INPUT ROWS:
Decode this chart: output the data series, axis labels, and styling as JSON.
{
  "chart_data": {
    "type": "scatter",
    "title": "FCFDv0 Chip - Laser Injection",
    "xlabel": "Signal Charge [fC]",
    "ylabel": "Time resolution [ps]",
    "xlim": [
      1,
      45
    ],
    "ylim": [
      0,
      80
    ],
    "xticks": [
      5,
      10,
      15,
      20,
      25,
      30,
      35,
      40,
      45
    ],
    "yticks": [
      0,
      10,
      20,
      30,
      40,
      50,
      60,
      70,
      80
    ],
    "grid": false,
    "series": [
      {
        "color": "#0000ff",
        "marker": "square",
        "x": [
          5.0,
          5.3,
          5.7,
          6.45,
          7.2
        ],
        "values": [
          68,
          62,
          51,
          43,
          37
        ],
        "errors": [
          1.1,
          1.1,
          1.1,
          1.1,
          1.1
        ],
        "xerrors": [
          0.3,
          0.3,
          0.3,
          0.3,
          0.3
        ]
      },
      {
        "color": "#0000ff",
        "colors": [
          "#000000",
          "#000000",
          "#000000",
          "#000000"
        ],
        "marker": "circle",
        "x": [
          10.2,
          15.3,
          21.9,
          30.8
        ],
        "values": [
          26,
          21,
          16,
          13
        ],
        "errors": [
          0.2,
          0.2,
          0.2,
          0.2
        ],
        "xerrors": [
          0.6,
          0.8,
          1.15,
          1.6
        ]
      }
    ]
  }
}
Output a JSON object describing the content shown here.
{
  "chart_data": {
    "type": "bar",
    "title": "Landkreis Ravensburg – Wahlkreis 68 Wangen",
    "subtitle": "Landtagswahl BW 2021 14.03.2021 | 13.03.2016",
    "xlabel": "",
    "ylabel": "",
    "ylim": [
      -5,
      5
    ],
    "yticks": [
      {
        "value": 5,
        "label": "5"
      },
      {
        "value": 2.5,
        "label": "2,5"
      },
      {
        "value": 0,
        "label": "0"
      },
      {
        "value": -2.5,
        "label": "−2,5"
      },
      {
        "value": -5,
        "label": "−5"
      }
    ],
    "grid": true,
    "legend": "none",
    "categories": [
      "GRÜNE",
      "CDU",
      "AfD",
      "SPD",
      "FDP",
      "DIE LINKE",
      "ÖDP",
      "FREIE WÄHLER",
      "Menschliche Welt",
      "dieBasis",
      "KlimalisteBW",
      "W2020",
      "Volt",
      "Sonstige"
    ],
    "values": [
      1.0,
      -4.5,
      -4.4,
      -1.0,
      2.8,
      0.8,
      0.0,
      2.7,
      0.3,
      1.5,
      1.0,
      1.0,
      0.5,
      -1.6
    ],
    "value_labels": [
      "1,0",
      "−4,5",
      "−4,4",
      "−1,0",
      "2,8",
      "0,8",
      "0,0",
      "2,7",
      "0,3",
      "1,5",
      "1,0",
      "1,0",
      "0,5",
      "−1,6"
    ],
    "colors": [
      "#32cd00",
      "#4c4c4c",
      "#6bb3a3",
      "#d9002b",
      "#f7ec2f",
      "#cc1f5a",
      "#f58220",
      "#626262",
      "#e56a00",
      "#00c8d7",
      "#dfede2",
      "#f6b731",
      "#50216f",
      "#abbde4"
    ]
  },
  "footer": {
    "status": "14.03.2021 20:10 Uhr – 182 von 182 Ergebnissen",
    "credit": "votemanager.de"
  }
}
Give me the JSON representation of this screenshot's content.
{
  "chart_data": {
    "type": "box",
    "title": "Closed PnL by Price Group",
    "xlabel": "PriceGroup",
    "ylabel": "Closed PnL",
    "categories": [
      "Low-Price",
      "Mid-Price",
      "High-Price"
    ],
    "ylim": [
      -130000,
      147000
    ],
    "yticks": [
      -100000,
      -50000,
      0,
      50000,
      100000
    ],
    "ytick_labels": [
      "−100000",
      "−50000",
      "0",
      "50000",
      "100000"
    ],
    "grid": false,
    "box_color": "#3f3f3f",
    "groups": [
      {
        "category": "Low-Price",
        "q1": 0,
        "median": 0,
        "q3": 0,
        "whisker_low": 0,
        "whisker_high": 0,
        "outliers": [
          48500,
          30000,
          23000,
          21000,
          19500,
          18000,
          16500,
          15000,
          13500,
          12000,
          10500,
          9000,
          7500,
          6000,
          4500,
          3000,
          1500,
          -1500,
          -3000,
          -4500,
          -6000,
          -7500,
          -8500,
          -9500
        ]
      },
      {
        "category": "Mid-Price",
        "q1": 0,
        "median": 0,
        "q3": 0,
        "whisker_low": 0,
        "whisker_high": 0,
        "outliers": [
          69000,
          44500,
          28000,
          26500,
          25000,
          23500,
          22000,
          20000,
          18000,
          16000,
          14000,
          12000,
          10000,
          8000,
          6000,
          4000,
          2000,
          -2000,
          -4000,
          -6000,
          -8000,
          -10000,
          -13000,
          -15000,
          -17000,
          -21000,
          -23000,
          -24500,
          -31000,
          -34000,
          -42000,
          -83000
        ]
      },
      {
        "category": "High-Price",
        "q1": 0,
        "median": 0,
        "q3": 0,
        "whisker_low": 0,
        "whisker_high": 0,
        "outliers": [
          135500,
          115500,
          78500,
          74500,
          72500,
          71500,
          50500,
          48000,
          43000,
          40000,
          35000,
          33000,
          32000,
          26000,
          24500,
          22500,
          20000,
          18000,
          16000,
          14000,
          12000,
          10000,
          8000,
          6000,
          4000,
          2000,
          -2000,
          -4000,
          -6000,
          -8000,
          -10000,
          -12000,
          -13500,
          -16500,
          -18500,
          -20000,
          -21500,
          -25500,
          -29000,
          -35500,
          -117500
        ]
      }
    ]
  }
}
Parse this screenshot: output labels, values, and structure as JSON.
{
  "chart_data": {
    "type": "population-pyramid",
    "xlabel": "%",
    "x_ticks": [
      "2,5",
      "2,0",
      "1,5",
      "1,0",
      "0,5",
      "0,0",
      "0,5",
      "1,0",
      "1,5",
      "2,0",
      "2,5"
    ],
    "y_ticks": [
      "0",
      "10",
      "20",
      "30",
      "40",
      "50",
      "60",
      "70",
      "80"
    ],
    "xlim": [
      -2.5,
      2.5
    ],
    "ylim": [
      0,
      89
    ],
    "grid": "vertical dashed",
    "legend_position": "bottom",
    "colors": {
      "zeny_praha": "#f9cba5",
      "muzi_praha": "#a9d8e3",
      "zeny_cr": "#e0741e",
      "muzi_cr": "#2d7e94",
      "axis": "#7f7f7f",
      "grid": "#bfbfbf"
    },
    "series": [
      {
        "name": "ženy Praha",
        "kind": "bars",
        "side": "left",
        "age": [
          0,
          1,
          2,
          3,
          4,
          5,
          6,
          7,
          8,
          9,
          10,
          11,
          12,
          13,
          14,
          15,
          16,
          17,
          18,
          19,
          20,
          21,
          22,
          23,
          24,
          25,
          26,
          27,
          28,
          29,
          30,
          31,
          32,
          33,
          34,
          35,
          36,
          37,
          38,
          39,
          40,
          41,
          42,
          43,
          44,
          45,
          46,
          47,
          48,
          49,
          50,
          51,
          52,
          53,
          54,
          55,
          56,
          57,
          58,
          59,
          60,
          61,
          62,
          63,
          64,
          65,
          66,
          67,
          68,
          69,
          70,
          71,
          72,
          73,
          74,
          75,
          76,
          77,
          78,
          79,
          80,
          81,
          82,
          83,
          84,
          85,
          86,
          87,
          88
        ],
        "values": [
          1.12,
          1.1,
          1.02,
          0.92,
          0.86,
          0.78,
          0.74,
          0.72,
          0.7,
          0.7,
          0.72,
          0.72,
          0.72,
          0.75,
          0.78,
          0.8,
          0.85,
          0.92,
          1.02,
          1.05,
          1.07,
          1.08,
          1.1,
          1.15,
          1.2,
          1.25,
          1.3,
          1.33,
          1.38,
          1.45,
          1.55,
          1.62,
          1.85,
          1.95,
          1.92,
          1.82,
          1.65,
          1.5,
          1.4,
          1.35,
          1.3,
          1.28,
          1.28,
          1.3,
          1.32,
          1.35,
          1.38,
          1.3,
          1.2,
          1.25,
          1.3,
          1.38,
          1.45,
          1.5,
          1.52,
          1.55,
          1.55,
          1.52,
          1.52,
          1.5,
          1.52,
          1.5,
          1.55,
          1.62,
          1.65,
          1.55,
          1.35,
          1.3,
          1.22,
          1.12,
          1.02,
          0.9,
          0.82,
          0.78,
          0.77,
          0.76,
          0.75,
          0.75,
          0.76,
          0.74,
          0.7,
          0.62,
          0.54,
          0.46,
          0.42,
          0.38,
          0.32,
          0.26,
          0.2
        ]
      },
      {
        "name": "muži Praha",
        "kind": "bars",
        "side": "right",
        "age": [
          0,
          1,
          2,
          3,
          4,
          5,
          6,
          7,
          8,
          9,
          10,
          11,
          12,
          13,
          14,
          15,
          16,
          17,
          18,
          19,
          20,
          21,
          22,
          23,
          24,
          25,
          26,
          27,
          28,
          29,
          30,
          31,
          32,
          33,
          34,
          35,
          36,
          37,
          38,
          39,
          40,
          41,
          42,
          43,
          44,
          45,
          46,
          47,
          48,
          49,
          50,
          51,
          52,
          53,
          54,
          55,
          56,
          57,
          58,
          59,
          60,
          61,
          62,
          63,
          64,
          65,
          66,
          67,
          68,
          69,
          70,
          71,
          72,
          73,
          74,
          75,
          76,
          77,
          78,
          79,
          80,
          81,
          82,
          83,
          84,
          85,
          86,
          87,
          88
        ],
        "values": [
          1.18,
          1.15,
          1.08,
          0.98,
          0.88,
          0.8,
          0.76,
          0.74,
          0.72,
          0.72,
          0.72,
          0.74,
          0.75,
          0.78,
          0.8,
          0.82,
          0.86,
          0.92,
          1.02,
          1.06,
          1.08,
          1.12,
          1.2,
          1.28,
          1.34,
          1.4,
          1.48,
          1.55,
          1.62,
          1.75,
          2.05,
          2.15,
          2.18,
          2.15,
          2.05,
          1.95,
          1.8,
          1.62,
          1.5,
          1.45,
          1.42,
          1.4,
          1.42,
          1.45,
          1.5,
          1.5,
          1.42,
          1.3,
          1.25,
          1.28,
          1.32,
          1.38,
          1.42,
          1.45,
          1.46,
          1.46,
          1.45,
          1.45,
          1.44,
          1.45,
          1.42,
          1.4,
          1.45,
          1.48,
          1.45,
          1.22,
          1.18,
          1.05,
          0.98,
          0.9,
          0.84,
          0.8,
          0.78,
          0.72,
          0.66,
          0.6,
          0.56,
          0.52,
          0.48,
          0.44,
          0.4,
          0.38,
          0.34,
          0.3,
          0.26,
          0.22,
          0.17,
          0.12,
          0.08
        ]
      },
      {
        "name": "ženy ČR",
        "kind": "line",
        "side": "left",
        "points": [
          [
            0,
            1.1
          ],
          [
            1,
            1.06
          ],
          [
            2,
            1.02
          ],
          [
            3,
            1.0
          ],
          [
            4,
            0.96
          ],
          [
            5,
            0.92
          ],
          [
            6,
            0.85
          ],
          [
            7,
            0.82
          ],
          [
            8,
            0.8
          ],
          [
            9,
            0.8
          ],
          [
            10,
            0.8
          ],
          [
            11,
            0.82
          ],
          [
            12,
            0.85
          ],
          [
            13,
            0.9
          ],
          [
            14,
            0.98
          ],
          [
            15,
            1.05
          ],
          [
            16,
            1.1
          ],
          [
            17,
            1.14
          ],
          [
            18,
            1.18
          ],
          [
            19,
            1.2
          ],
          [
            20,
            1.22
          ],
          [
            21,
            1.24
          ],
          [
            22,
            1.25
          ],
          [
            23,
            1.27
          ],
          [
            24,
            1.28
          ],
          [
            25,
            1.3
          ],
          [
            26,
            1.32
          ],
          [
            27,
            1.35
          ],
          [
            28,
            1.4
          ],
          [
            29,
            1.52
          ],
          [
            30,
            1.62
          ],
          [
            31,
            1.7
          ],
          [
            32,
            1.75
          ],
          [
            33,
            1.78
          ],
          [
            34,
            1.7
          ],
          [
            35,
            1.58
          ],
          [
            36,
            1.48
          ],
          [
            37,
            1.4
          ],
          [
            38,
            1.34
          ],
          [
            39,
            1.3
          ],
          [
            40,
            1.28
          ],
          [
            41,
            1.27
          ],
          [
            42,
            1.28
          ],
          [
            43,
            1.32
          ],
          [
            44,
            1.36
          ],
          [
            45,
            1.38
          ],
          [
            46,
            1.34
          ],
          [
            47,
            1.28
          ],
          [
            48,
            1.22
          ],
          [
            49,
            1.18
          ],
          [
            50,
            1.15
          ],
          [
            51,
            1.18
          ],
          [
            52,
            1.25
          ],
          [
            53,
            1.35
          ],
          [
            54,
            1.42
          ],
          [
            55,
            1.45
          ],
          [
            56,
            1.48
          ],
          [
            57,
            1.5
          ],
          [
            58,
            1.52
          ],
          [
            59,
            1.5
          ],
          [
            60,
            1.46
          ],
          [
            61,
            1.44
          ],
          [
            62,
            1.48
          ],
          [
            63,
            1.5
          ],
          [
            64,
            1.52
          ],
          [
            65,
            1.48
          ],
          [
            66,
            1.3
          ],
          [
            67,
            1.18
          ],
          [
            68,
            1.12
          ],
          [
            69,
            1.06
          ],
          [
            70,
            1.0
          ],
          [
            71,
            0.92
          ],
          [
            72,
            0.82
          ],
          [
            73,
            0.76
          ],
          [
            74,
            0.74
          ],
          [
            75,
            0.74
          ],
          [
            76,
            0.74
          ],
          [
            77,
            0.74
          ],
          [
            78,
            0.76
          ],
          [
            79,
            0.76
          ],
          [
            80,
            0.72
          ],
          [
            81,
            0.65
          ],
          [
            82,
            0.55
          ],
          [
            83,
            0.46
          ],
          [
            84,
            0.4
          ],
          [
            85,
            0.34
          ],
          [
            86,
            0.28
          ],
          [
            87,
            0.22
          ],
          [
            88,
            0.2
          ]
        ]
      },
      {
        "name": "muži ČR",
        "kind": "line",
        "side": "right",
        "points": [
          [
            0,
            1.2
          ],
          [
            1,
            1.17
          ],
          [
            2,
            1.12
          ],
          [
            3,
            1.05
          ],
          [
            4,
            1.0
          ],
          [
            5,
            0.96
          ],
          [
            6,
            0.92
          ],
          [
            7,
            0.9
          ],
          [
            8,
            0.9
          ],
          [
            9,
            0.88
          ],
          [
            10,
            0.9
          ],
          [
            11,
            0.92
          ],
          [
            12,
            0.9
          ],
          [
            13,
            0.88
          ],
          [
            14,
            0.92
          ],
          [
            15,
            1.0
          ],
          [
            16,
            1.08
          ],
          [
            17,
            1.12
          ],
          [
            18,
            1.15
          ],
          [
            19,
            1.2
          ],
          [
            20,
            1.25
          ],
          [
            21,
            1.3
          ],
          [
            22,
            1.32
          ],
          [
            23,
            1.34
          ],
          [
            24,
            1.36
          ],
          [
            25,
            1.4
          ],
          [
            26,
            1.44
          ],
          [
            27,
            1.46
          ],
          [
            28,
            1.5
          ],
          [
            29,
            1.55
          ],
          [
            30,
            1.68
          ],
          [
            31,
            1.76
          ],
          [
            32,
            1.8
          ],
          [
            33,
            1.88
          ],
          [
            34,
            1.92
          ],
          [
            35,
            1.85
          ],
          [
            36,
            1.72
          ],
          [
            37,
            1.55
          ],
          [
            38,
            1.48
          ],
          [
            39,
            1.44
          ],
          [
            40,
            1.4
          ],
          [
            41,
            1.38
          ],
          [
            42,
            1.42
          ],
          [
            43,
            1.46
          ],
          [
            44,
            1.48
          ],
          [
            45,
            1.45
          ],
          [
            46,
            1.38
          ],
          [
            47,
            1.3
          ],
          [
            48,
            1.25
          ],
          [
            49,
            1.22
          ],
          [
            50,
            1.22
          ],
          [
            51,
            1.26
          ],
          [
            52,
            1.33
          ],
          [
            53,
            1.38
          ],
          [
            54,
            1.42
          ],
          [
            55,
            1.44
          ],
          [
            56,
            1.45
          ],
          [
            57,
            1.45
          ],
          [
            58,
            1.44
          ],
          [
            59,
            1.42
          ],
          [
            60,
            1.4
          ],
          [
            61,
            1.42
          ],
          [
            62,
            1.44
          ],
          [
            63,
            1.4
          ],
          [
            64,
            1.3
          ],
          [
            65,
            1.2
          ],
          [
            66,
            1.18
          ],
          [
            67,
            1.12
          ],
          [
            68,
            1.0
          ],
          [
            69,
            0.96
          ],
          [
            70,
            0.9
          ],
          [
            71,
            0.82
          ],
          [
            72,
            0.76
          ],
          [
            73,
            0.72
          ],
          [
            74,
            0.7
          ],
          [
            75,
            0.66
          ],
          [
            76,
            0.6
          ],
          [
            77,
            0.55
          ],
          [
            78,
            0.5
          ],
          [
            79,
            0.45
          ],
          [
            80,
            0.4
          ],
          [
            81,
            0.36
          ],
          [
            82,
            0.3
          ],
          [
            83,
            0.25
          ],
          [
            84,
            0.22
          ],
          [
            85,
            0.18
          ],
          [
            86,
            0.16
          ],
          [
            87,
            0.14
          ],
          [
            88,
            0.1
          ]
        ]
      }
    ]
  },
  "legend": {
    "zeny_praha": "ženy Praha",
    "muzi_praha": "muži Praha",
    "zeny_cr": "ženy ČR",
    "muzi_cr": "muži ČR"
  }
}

WHAT YOU WILL DO: Gather every line containing the word "JSON" and copy it.

THE RESPONSE:
Decode this chart: output the data series, axis labels, and styling as JSON.
Output a JSON object describing the content shown here.
Give me the JSON representation of this screenshot's content.
Parse this screenshot: output labels, values, and structure as JSON.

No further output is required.